Below are entries; tally how many lines hold the string "gegen" and answer with only that figure.

### Records shown
::::::::
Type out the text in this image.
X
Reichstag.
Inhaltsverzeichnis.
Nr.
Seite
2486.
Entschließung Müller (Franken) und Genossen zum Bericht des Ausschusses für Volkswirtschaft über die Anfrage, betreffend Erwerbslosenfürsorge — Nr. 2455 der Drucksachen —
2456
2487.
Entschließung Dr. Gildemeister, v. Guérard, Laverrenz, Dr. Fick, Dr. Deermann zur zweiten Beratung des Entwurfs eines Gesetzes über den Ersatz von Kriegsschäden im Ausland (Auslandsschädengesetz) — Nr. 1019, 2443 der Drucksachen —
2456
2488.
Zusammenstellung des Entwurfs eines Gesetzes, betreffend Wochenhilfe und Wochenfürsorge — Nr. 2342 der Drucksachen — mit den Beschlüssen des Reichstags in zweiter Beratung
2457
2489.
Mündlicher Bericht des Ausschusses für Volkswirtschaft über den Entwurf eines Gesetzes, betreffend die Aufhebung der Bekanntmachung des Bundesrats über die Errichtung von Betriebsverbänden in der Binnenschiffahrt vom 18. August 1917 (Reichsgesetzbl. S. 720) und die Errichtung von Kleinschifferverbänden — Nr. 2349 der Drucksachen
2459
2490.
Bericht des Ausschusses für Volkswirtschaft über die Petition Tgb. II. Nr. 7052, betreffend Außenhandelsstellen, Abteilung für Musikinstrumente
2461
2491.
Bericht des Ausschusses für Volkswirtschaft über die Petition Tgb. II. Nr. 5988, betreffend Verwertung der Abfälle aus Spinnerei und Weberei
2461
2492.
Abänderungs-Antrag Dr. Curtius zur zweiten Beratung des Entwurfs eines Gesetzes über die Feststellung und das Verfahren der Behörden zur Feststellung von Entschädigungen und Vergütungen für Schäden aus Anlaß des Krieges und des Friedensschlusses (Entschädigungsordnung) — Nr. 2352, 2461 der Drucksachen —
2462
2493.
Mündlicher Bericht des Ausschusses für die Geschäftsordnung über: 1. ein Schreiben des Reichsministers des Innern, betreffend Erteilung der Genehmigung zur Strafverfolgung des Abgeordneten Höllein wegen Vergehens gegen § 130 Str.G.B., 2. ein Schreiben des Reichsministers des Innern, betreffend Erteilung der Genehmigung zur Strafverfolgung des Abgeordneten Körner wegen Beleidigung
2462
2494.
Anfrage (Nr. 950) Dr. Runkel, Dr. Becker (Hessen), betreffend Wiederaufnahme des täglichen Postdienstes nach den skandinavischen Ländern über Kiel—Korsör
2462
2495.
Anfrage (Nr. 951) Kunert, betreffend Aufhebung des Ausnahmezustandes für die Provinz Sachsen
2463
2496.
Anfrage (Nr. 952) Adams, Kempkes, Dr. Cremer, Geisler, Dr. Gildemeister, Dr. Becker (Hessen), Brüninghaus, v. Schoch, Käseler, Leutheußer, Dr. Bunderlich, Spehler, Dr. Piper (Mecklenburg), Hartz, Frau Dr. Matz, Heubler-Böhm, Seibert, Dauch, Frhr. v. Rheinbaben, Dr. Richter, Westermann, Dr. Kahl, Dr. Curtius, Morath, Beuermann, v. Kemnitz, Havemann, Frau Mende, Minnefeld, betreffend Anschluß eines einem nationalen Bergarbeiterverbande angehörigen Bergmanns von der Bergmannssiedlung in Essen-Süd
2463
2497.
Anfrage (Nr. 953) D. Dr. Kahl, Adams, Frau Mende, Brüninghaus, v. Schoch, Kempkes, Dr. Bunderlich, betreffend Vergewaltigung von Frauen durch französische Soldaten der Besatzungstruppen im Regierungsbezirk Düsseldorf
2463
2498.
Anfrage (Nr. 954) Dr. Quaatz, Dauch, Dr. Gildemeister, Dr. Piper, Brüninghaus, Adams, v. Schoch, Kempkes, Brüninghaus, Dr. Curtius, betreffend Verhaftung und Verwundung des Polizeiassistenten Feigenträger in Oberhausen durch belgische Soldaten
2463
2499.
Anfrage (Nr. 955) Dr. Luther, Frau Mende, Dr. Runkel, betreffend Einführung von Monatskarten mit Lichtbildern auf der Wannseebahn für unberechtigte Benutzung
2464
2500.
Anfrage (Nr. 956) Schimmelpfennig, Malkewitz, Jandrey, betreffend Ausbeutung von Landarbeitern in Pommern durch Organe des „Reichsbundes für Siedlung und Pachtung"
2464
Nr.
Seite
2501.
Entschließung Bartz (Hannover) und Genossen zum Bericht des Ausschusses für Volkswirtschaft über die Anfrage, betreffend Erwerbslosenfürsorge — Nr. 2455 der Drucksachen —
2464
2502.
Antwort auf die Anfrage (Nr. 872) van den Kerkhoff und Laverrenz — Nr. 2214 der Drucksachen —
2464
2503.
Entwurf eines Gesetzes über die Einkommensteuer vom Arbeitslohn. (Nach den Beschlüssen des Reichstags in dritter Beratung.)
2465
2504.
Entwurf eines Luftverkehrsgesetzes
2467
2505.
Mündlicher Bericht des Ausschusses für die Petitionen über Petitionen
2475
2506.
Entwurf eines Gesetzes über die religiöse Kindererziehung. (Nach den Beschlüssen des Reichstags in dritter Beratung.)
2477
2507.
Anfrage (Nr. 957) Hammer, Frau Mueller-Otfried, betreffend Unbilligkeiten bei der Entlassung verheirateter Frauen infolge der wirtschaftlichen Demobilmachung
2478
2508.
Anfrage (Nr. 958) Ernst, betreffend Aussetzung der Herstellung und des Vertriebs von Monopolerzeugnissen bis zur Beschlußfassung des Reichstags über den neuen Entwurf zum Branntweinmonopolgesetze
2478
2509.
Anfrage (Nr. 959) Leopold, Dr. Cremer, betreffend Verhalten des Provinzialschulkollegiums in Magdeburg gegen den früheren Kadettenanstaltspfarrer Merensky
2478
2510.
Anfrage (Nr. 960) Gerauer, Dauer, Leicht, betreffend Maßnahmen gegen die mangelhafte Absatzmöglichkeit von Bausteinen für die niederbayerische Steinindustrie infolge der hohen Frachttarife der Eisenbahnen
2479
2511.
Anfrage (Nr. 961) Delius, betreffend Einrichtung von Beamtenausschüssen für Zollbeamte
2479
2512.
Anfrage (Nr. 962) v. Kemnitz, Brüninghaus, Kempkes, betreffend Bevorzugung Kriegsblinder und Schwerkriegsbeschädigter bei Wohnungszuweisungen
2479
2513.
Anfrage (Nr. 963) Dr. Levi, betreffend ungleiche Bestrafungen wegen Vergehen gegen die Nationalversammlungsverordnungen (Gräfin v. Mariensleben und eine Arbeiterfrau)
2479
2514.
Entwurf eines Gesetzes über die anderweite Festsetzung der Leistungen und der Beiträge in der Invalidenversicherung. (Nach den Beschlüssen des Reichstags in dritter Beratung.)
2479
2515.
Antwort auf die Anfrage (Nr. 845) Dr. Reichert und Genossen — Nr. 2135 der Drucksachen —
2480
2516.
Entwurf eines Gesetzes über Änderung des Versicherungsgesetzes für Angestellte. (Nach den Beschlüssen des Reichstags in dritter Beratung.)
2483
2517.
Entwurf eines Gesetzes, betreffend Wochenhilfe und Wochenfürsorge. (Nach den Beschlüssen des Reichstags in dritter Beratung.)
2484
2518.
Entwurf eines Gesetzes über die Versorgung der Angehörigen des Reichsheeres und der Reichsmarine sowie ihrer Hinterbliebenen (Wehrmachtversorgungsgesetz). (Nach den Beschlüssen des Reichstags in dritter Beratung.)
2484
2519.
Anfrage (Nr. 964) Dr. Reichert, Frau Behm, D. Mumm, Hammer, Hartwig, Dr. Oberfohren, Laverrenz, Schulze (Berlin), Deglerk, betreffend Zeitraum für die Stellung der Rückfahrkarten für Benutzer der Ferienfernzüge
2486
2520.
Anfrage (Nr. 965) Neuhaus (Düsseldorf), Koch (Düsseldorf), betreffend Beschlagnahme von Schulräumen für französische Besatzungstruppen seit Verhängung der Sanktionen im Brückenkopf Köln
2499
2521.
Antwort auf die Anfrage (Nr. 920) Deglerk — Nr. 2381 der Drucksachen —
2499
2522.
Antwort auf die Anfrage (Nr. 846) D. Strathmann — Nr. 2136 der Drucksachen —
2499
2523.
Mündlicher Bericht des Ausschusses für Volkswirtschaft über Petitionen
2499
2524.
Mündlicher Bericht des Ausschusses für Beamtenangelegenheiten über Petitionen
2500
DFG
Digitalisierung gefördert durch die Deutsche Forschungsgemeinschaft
::::::::
### Full solution
4